— Text excerpt —
Gabriel’s Word to Woman

When my children were in elementary school, they would occasionally bring home worksheets entitled “Fact or Opinion,” with lists of statements to be labeled “F” or “O.” Most of these were obvious (“Vanilla ice cream tastes better than strawberry”; “The sun is farther from the earth than the moon is”). Some of them were meant to be obvious but in fact waded into deep philosophical and scientific waters (“Cats are smarter than dogs”). Since the purpose of the exercise was to distinguish between subjective and objective statements, I always found it odd that there was no category for false objective statements (“I’m taller than Michael Jordan”), which are neither “facts” nor “opinions.” Despite the flaws in this particular exercise, however, the idea that one can submit propositions to the light of reason and place them in one category or the other is a powerful one.

A similar practice stands at the core of “Discernment of Spirits,” the extremely useful methodology developed in the sixteenth century by St. Ignatius of Loyola.[1] While his system has many subtleties, its basic principle—obvious once pointed out—is that our minds are constantly receiving invitations from the good angels/Holy Spirit, which we should accept, and from the bad angels/Satan, which we should reject (and should in fact do the opposite). Sometimes discernment is straightforward and objective, with propositions easily categorized once submitted to the light of reason. For instance, anything directly contrary to the teachings of Christ is from Satan and will lead us away from joy.

Subjective discernment, on the other hand, is more difficult, for deciding which of the vast array of good things I should do at any given moment defies rule-based algorithms. Right now, should I speak or hold my tongue? Should I grade term papers, read the Bible, or call my friend? What about those situations like the one described by C.S. Lewis, where he rather grudgingly obeyed the voice in his head nagging him to get a haircut (though he had decided he did not need one that day) and was greeted by his barber saying, “Oh, I was praying you might come”? And what about those rare but crucial cases where God calls us to do something that flummoxes natural reason and moral intuition, like Abraham’s sacrifice of Isaac? Furthermore, what about those all-too-many times when I see the good perfectly well but do not do it, that irrational state of war between our will and our members which defines the human condition since the Fall?

— Extracted records —
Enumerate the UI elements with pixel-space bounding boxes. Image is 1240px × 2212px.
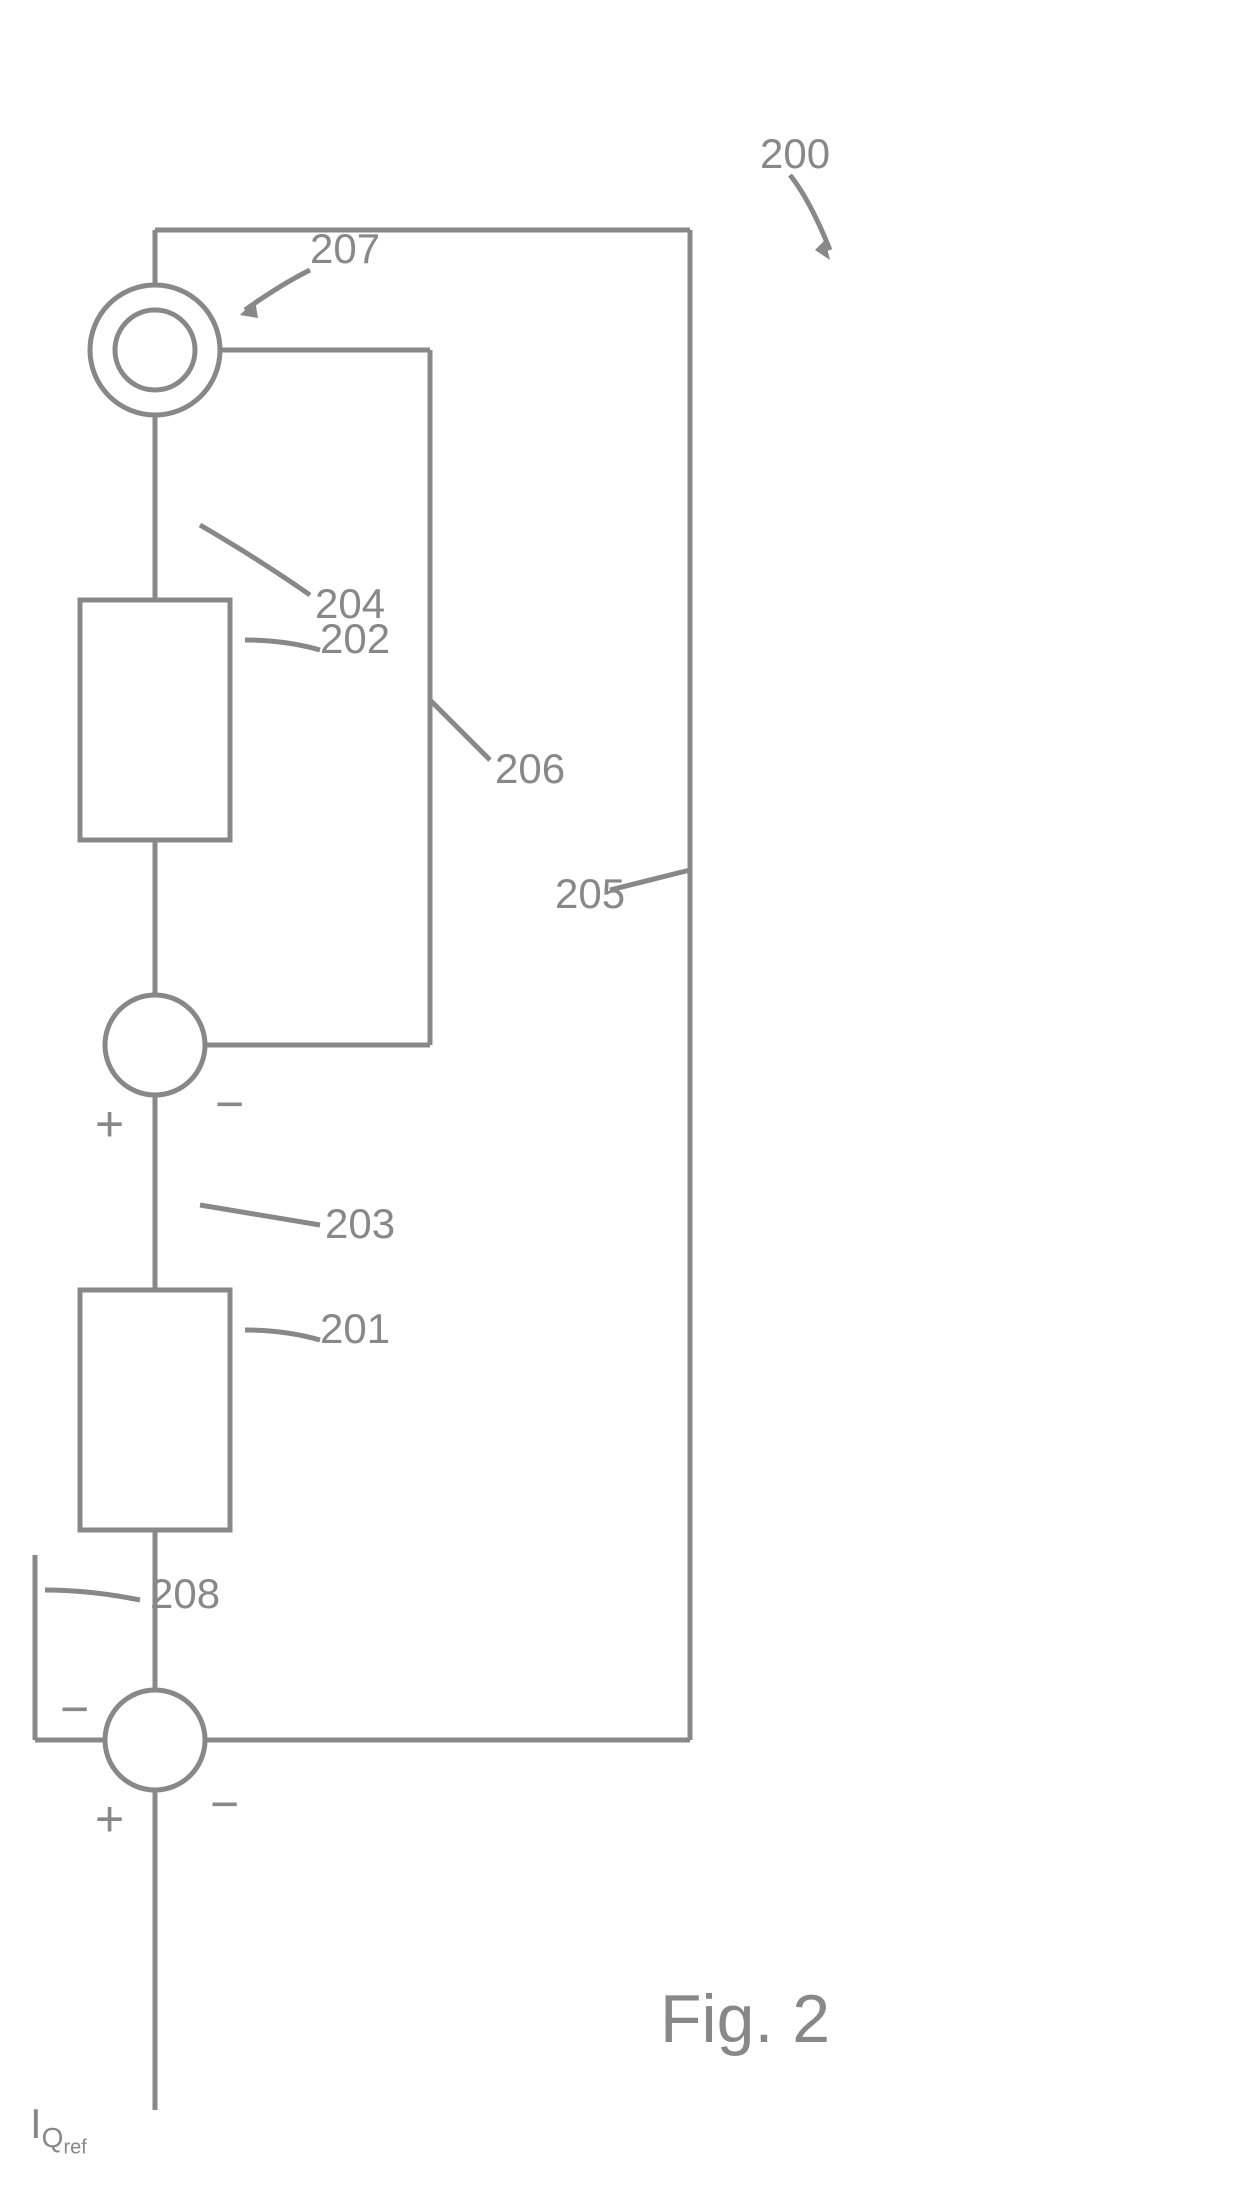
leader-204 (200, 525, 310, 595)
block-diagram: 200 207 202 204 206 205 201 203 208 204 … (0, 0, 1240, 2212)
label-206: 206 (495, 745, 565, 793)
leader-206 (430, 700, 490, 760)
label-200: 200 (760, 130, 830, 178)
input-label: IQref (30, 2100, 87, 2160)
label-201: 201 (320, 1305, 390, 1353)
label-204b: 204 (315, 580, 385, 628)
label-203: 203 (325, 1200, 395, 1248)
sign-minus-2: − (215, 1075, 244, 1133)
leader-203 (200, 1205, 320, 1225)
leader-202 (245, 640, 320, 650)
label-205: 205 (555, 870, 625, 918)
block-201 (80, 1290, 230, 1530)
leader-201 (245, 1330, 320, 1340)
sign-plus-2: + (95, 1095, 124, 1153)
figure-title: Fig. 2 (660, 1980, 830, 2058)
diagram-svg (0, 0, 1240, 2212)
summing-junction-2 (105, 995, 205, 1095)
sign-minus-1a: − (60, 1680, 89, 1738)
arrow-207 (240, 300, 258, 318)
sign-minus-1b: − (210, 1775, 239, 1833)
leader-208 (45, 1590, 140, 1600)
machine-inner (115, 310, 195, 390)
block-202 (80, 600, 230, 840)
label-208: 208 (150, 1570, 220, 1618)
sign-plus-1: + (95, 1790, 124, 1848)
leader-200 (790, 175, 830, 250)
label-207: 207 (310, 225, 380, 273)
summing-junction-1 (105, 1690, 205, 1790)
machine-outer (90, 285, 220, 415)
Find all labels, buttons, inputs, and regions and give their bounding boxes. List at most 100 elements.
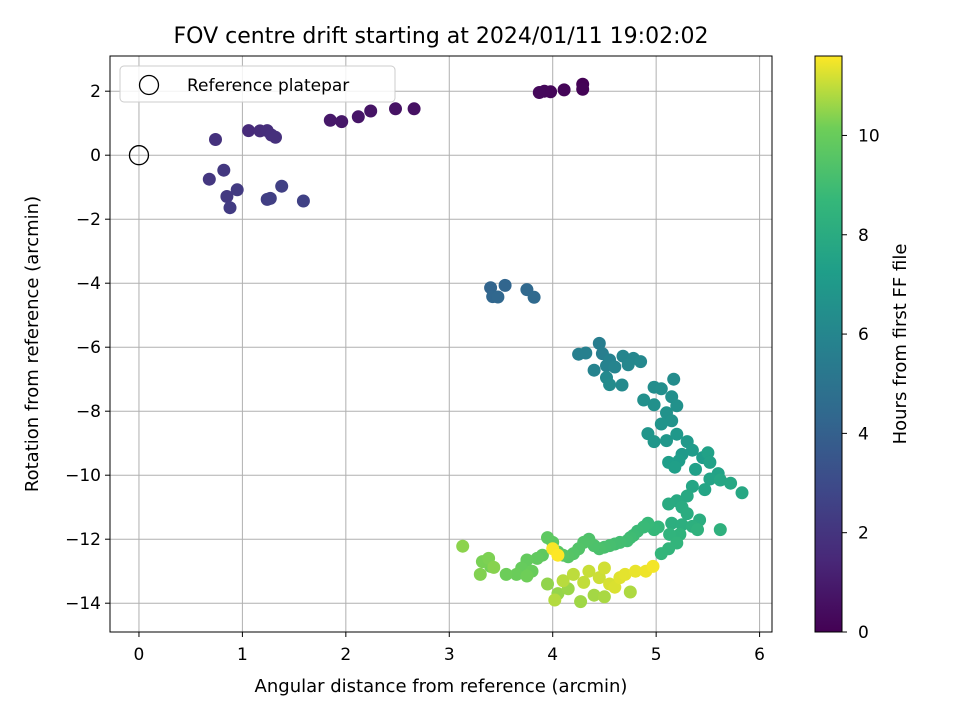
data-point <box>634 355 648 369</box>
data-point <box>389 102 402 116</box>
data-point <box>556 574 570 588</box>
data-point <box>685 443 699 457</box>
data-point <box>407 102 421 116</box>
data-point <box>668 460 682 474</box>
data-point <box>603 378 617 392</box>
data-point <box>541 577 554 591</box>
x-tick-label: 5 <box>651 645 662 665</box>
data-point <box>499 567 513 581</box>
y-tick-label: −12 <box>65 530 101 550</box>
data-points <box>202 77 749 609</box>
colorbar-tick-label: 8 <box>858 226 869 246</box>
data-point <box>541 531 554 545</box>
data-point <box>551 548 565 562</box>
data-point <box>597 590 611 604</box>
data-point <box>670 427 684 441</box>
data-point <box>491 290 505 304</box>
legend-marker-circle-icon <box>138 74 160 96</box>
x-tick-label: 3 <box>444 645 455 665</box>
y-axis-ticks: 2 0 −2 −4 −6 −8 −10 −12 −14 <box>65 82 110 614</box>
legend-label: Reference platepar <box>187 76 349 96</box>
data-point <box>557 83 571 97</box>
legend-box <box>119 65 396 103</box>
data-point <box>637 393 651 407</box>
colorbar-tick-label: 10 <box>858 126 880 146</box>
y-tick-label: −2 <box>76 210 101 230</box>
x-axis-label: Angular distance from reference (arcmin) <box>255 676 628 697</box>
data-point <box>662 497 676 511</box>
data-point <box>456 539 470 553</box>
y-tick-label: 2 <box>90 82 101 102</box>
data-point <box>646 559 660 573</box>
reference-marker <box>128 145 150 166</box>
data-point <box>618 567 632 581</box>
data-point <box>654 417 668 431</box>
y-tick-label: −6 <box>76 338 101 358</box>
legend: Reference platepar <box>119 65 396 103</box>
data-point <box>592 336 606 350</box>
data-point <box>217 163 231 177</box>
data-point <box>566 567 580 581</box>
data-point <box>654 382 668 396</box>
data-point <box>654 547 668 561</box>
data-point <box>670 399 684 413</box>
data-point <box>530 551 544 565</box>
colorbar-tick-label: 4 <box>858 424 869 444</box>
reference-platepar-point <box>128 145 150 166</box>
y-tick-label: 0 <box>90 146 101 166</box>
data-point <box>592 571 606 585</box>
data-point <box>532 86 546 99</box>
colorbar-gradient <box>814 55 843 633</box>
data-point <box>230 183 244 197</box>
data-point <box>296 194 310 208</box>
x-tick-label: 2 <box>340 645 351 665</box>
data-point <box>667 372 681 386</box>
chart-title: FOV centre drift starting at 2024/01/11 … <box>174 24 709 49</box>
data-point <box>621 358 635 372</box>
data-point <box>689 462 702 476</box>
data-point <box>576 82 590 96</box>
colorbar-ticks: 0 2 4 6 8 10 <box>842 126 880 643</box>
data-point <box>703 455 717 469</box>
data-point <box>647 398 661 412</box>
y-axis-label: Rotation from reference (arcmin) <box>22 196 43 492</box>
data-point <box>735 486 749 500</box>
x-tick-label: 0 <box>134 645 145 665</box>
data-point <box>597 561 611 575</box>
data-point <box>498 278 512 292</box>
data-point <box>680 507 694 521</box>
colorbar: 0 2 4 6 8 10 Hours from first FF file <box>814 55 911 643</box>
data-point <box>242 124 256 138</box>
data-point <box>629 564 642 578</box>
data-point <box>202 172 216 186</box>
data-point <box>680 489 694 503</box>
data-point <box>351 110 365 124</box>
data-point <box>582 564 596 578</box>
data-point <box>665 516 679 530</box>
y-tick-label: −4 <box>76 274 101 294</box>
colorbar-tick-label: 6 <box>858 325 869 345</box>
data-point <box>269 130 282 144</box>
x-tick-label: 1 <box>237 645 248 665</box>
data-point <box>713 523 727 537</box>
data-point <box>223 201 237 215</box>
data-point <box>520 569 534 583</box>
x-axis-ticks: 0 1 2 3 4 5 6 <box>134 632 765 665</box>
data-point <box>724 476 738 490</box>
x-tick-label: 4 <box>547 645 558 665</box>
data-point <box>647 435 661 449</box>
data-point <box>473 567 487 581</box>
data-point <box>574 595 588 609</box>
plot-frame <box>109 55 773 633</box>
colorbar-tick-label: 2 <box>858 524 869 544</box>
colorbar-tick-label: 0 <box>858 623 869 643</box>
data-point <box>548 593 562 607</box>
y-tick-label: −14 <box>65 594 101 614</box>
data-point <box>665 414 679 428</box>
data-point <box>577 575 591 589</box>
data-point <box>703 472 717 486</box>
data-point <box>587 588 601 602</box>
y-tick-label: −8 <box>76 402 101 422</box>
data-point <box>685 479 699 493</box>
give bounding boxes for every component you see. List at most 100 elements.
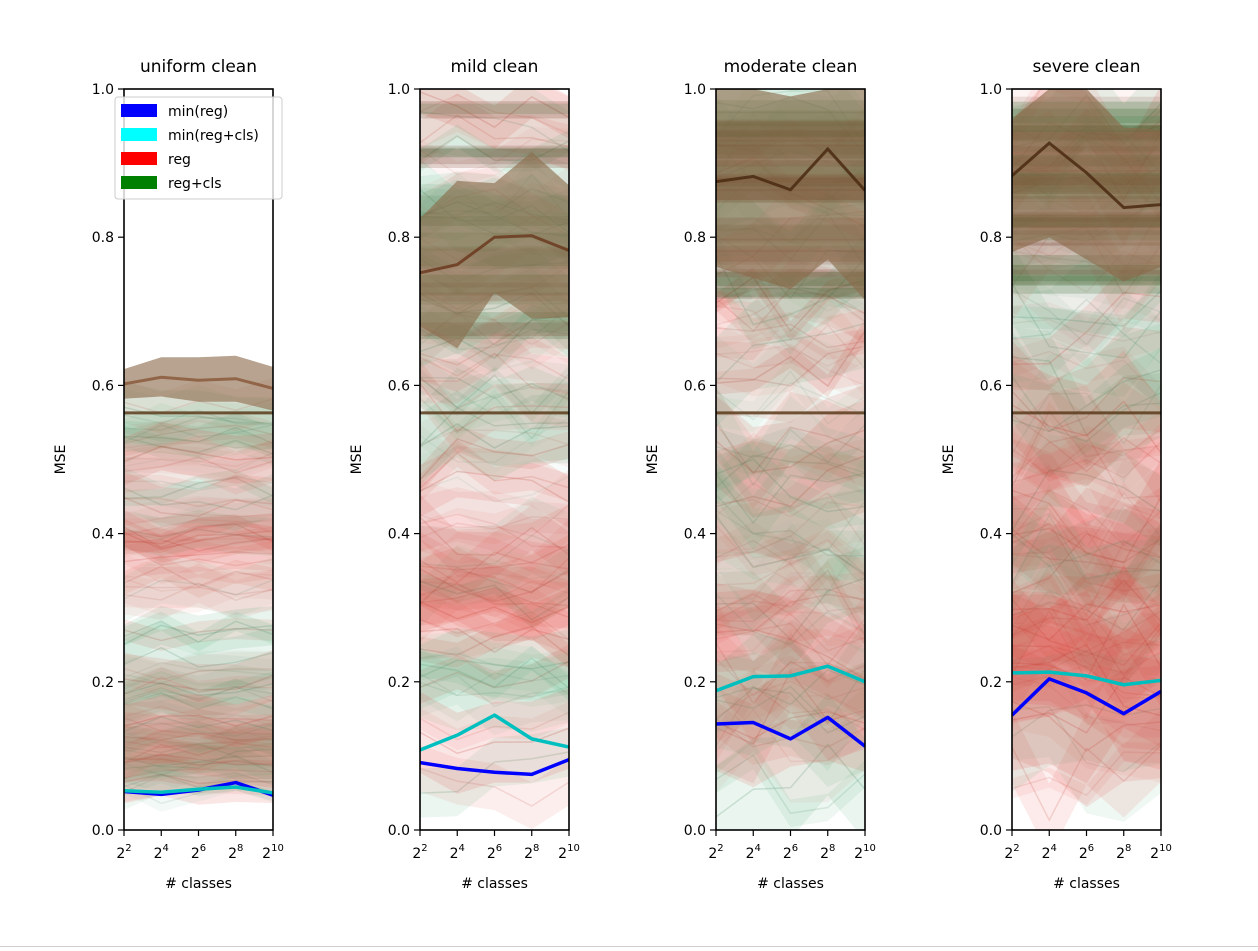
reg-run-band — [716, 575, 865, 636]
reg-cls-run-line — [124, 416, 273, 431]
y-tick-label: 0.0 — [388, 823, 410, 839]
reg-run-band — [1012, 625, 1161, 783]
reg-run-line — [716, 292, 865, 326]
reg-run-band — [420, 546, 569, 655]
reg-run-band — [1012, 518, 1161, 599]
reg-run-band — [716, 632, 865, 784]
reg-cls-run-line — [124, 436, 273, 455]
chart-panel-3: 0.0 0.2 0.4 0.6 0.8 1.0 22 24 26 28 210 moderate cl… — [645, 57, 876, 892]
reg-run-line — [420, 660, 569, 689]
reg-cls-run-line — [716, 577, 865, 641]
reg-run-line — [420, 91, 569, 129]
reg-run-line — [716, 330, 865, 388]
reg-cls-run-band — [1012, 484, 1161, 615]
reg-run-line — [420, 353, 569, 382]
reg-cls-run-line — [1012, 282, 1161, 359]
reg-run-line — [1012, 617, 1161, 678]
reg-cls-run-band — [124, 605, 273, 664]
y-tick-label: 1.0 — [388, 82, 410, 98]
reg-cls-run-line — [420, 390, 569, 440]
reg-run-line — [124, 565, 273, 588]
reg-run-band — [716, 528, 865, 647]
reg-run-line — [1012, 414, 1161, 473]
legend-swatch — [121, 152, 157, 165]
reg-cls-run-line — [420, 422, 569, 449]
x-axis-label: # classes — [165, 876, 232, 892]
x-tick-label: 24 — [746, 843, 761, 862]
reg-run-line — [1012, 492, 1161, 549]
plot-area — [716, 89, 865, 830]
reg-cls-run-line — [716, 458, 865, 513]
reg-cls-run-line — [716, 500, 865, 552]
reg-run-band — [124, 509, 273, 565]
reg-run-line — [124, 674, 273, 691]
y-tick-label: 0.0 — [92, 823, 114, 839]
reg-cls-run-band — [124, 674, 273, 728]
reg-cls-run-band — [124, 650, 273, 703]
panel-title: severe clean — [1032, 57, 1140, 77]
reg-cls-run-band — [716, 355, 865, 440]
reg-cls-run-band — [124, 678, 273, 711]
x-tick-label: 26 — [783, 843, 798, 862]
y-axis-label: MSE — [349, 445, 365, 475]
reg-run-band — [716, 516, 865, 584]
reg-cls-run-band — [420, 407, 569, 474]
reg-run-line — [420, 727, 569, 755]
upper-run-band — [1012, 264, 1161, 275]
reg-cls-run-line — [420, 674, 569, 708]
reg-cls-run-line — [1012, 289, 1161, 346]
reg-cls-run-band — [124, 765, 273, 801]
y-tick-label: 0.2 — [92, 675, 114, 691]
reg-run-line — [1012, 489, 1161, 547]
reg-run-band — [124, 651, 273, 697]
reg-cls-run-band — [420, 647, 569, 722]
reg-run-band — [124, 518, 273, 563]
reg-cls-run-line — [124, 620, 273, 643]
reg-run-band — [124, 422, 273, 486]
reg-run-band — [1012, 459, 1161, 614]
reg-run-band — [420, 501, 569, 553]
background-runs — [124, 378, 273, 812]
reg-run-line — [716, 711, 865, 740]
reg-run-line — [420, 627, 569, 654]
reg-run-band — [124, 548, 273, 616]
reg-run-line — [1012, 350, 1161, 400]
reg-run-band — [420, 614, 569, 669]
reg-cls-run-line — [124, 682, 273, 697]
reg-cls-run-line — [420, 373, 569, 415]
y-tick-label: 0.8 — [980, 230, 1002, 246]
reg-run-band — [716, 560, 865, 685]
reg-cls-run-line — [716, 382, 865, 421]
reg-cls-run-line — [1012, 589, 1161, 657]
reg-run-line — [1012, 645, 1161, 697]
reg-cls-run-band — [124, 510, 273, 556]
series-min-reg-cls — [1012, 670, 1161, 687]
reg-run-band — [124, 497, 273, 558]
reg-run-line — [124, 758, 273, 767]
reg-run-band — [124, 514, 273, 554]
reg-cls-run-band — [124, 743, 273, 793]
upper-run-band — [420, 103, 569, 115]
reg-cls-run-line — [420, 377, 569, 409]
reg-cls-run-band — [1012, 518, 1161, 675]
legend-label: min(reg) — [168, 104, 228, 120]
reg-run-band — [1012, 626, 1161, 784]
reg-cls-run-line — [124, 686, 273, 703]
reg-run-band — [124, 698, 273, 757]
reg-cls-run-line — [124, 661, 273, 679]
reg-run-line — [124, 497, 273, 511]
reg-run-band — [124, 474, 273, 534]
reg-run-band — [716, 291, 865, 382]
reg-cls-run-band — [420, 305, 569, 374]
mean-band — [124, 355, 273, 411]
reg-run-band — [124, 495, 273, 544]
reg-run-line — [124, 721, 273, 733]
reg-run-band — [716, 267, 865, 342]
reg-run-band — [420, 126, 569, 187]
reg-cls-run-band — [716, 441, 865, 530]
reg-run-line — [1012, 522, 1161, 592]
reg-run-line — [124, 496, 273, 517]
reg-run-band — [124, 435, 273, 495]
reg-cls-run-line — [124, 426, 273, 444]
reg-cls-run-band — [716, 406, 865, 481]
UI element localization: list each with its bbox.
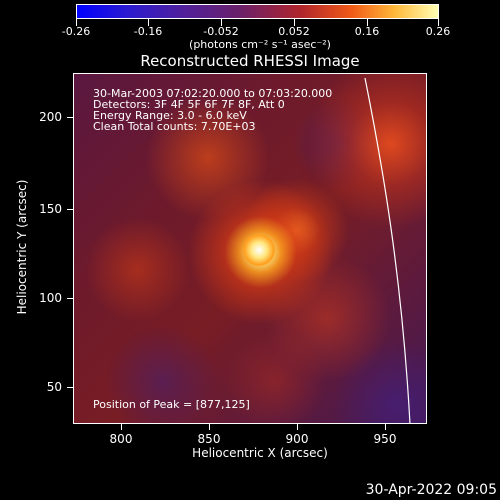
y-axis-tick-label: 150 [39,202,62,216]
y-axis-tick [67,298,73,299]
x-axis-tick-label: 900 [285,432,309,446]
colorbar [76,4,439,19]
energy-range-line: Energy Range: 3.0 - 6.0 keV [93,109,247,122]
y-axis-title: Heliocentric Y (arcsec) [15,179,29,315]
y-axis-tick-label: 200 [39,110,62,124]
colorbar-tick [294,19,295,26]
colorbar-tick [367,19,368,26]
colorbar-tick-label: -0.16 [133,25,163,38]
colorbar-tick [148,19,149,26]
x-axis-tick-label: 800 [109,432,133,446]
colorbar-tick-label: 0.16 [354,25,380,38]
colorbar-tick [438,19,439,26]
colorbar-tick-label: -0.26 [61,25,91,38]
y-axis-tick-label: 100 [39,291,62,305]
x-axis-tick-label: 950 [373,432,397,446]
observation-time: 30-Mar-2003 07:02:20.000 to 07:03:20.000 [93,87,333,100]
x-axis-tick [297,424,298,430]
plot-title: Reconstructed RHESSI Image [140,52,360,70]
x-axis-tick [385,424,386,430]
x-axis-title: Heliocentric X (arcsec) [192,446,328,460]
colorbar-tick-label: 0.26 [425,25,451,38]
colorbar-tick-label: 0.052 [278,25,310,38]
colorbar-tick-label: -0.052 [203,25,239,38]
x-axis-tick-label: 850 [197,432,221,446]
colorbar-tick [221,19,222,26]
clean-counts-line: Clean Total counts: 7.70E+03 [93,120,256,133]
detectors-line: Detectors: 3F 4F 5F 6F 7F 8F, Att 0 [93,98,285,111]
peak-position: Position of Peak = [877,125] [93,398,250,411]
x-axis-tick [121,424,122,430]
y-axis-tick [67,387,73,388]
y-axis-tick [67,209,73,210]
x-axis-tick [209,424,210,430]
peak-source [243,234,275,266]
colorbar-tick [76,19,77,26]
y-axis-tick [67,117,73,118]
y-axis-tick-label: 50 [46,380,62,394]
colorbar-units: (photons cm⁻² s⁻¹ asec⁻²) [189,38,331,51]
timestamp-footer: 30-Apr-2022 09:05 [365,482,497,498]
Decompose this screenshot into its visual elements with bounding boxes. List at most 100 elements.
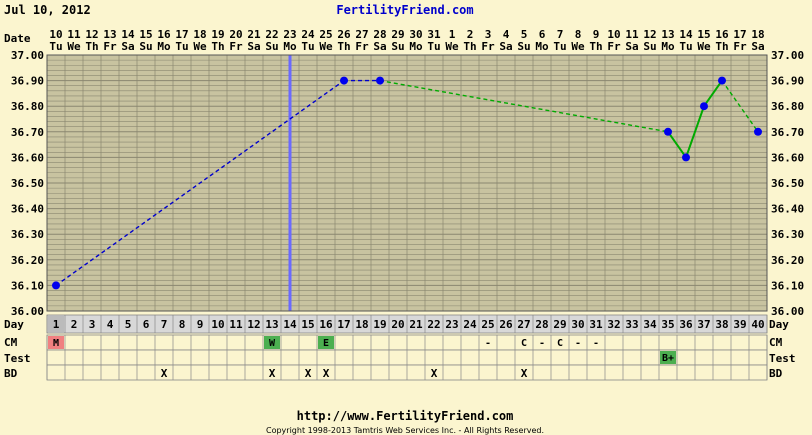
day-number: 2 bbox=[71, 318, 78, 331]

— Task requirements —
A. In the essay on discernment, in which century did St. Ignatius of Loyola develop the Discernment of Spirits?
B. Pick up the essay on discernment after its final sentence and keep writing it.
The records are separate material, apart from the essay on discernment.

— Answers to the tasks —
A. The sixteenth century.

B.
The remedy for our fallen condition, and what enables us to order our lives in the way best for ourselves and others, is grace. Receiving this grace—whether it helps us to do the right thing initially, or to be renewed by God’s forgiveness after we fail and repent—is the path to joy. Our emotions may not always comply; some periods of dryness and desolation, as St. Ignatius also teaches us, are necessary for growing our faith. We know from the private journals of Mother Teresa, one of modernity’s greatest saints, that for decades she experienced a spiritual darkness so painful that she felt as if she would break. Nevertheless, the paradoxical ability to rejoice in the depths of one’s soul even while suffering, and at the times when God feels most remote, is the mark of the mature follower of Christ.

This spiritual background will help to shed light on Gabriel’s greeting to Mary (Luke 1:28), which we commemorate today. Whereas Eve failed the discernment test and fell for the lies of the bad angel, Mary gave her full and free consent to the good one; her fiat, “let it be done” (Luke 1:38), ushered in the New Creation, just as God’s fiat had ushered in the first (Gen 1:3). Gabriel’s opening word to her is often passed over as a polite but essentially contentless salutation; Greek chaire, literally, “rejoice,” could indeed be used this way in common speech.

Yet reason and intuition both balk at the idea that the premier messenger of God, initiating the world’s most important conversation, would open with a mere “Hello!” Although there is something wonderful, and incarnational, about God entrusting his treasure to the ridiculously defective vessel of our human language, I believe there is more to it than that. Digging deeper into the meaning and the biblical resonances of Gabriel’s greeting reveals several important truths about the economy of salvation.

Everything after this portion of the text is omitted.